The records -

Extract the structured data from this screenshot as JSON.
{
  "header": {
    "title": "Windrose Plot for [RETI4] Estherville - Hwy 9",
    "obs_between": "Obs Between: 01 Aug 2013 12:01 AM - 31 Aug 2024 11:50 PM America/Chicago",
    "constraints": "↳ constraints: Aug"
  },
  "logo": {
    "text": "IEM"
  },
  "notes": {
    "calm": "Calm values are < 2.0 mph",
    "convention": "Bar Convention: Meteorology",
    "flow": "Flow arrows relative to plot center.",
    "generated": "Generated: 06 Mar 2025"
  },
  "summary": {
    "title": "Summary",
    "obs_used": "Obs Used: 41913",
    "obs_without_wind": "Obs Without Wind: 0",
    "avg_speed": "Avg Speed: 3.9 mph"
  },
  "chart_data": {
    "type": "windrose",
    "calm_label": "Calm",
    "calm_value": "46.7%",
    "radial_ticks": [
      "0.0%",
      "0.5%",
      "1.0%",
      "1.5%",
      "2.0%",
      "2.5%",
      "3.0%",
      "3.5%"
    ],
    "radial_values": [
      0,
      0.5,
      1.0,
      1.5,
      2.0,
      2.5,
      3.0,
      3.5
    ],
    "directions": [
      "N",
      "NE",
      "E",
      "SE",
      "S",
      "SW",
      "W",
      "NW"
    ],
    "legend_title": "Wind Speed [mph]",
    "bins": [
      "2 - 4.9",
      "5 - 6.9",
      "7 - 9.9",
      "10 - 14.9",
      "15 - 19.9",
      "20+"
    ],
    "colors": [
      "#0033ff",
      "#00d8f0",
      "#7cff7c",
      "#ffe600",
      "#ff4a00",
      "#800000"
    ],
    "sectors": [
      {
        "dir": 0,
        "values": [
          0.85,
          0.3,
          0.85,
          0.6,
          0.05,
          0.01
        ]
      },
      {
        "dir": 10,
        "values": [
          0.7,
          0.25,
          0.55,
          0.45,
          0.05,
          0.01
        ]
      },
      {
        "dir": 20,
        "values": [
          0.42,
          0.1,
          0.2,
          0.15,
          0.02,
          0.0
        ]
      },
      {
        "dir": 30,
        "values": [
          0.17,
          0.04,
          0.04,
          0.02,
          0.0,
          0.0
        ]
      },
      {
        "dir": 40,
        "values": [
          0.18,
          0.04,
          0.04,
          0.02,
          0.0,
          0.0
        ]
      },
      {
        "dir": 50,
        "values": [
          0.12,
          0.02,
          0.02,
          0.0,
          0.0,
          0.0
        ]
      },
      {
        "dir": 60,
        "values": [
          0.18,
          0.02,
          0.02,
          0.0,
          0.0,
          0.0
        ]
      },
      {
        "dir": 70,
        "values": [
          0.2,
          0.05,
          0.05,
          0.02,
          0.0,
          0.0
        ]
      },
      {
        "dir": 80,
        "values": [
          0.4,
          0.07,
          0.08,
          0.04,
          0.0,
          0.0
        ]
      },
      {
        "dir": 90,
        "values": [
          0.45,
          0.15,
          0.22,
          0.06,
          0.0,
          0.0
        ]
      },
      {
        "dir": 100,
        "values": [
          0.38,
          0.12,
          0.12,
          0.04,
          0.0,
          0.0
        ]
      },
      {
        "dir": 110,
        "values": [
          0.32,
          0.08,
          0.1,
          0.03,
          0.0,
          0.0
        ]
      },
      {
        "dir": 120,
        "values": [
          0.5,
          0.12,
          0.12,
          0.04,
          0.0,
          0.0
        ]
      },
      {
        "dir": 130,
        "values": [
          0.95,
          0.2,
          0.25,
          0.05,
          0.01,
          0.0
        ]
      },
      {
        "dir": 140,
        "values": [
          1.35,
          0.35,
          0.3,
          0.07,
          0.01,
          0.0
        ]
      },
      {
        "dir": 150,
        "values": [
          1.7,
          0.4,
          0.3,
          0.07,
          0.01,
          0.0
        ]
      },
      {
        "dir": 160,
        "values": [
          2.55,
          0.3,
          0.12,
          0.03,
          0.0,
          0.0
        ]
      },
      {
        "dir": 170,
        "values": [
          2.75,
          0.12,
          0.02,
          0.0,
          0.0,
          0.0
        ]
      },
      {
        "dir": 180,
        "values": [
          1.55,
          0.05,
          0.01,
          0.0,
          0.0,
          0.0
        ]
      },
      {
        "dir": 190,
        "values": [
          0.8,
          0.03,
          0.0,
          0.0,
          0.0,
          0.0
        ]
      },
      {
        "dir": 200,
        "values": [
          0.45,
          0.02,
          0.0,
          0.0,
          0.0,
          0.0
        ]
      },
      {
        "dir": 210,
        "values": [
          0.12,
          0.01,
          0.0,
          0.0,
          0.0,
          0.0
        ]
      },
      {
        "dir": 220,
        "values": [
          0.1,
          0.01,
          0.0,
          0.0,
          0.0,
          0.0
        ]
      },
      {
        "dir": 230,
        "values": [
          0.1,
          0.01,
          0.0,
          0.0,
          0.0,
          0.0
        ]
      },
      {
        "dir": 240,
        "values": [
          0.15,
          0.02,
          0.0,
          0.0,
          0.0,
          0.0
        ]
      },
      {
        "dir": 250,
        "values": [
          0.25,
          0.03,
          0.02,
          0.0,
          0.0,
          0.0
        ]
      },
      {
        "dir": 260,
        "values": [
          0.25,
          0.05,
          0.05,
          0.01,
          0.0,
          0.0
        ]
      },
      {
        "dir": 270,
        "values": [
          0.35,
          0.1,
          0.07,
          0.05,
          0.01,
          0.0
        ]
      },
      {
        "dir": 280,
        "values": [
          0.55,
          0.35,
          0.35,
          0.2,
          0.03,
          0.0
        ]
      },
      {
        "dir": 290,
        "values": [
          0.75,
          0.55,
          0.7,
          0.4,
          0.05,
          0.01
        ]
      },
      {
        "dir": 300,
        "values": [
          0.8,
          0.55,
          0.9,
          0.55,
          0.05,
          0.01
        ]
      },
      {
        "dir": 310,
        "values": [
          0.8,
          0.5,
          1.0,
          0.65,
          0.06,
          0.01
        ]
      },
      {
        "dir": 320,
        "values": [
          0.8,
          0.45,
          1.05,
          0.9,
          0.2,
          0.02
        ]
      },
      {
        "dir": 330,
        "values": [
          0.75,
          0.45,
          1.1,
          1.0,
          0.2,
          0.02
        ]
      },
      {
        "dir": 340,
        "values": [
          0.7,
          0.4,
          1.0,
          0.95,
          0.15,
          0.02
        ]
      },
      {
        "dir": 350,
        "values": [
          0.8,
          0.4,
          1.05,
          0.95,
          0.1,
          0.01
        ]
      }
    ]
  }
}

Written problem - Across the records, count the lines holding the string "Speed". Give the number and stop.

Solution to the exercise - 2